## Stated task
Copy out all the lines exactly. Omit pictures.

>> start

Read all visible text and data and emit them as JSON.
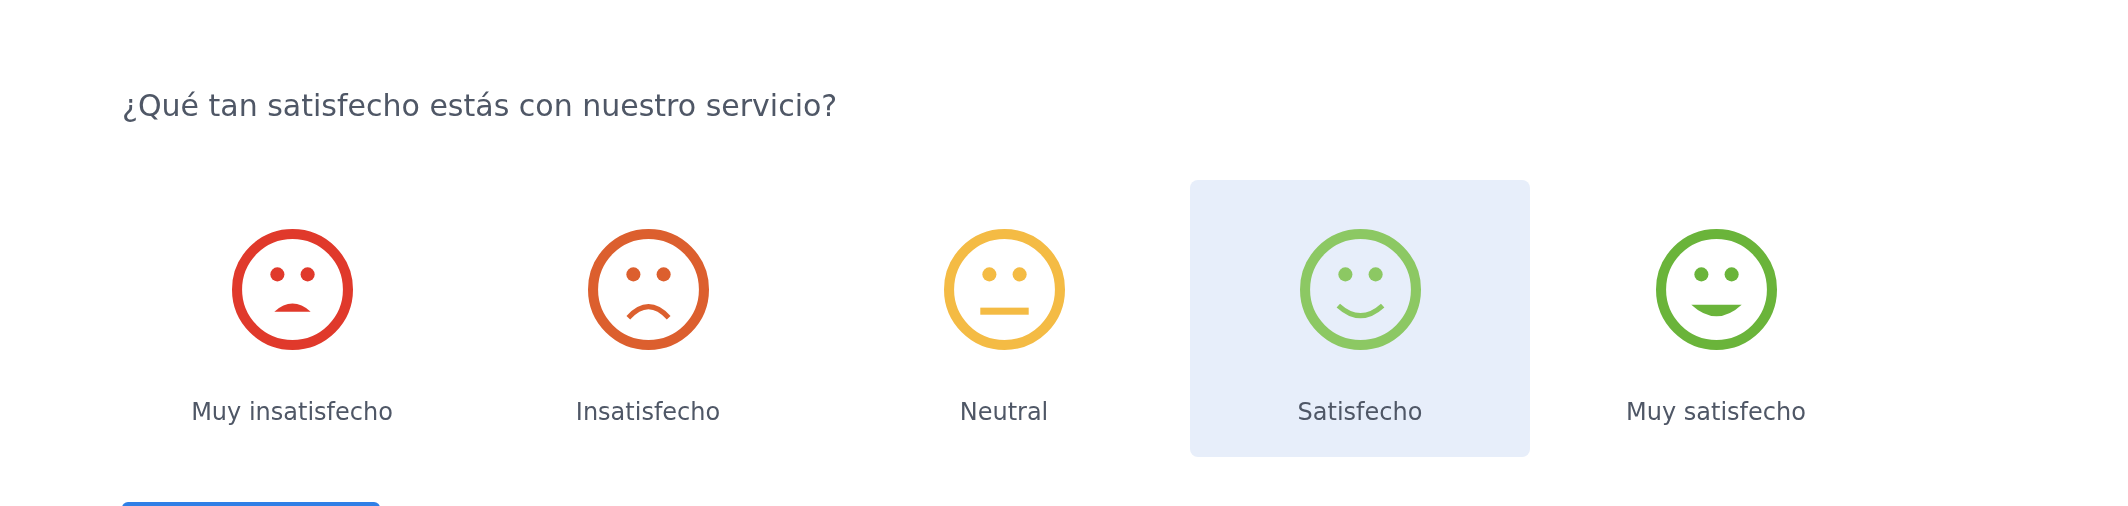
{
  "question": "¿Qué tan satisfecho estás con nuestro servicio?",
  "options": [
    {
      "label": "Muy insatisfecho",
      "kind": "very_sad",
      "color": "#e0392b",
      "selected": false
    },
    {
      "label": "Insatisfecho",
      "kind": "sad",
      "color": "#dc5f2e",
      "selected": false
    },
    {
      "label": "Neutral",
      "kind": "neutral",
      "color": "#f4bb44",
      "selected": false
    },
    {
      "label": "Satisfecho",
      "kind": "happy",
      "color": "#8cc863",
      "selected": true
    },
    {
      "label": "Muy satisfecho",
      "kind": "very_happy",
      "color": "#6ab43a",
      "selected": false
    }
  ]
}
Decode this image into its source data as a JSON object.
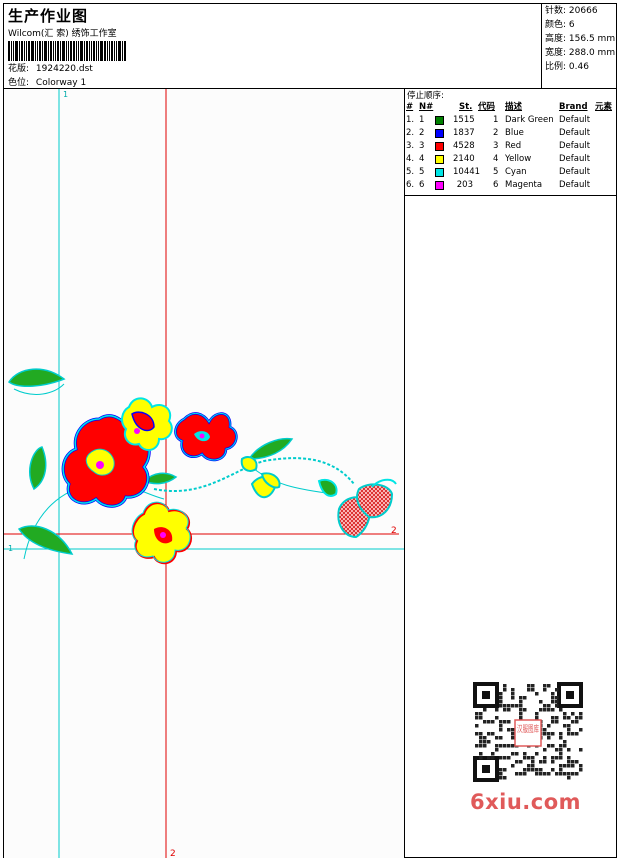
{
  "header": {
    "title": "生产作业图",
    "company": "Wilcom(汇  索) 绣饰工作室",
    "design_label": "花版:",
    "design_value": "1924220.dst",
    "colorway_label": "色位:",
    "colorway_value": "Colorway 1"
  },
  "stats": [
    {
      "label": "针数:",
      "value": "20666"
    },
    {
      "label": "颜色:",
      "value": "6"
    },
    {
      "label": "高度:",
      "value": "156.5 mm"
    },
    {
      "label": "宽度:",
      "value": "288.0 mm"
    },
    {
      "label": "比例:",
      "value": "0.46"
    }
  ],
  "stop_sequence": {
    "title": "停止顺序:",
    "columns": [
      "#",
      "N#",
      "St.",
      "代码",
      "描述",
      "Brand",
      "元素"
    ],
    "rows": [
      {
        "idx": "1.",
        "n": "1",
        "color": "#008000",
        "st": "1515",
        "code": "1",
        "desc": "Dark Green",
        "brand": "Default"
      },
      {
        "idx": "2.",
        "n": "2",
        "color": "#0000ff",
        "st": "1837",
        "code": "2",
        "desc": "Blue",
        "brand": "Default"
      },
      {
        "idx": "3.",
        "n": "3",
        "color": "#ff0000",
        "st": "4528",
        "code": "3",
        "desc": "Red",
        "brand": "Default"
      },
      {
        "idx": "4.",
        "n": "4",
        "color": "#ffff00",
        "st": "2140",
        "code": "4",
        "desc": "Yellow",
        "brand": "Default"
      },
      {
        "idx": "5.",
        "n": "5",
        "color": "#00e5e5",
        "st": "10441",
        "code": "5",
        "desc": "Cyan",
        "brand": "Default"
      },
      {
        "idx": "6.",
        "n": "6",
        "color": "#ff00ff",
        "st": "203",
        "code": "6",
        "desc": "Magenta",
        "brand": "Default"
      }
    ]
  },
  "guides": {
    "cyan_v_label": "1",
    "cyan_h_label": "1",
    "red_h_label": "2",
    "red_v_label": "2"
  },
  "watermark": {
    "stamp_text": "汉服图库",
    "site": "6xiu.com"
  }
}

>> end

## Solution for this problem
Read all visible text and data and emit them as JSON.
{
  "question": "¿Qué tan satisfecho estás con nuestro servicio?",
  "options": [
    {
      "label": "Muy insatisfecho",
      "kind": "very_sad",
      "color": "#e0392b",
      "selected": false
    },
    {
      "label": "Insatisfecho",
      "kind": "sad",
      "color": "#dc5f2e",
      "selected": false
    },
    {
      "label": "Neutral",
      "kind": "neutral",
      "color": "#f4bb44",
      "selected": false
    },
    {
      "label": "Satisfecho",
      "kind": "happy",
      "color": "#8cc863",
      "selected": true
    },
    {
      "label": "Muy satisfecho",
      "kind": "very_happy",
      "color": "#6ab43a",
      "selected": false
    }
  ]
}
Decode this image into its source data as a JSON object.
{
  "header": {
    "title": "生产作业图",
    "company": "Wilcom(汇  索) 绣饰工作室",
    "design_label": "花版:",
    "design_value": "1924220.dst",
    "colorway_label": "色位:",
    "colorway_value": "Colorway 1"
  },
  "stats": [
    {
      "label": "针数:",
      "value": "20666"
    },
    {
      "label": "颜色:",
      "value": "6"
    },
    {
      "label": "高度:",
      "value": "156.5 mm"
    },
    {
      "label": "宽度:",
      "value": "288.0 mm"
    },
    {
      "label": "比例:",
      "value": "0.46"
    }
  ],
  "stop_sequence": {
    "title": "停止顺序:",
    "columns": [
      "#",
      "N#",
      "St.",
      "代码",
      "描述",
      "Brand",
      "元素"
    ],
    "rows": [
      {
        "idx": "1.",
        "n": "1",
        "color": "#008000",
        "st": "1515",
        "code": "1",
        "desc": "Dark Green",
        "brand": "Default"
      },
      {
        "idx": "2.",
        "n": "2",
        "color": "#0000ff",
        "st": "1837",
        "code": "2",
        "desc": "Blue",
        "brand": "Default"
      },
      {
        "idx": "3.",
        "n": "3",
        "color": "#ff0000",
        "st": "4528",
        "code": "3",
        "desc": "Red",
        "brand": "Default"
      },
      {
        "idx": "4.",
        "n": "4",
        "color": "#ffff00",
        "st": "2140",
        "code": "4",
        "desc": "Yellow",
        "brand": "Default"
      },
      {
        "idx": "5.",
        "n": "5",
        "color": "#00e5e5",
        "st": "10441",
        "code": "5",
        "desc": "Cyan",
        "brand": "Default"
      },
      {
        "idx": "6.",
        "n": "6",
        "color": "#ff00ff",
        "st": "203",
        "code": "6",
        "desc": "Magenta",
        "brand": "Default"
      }
    ]
  },
  "guides": {
    "cyan_v_label": "1",
    "cyan_h_label": "1",
    "red_h_label": "2",
    "red_v_label": "2"
  },
  "watermark": {
    "stamp_text": "汉服图库",
    "site": "6xiu.com"
  }
}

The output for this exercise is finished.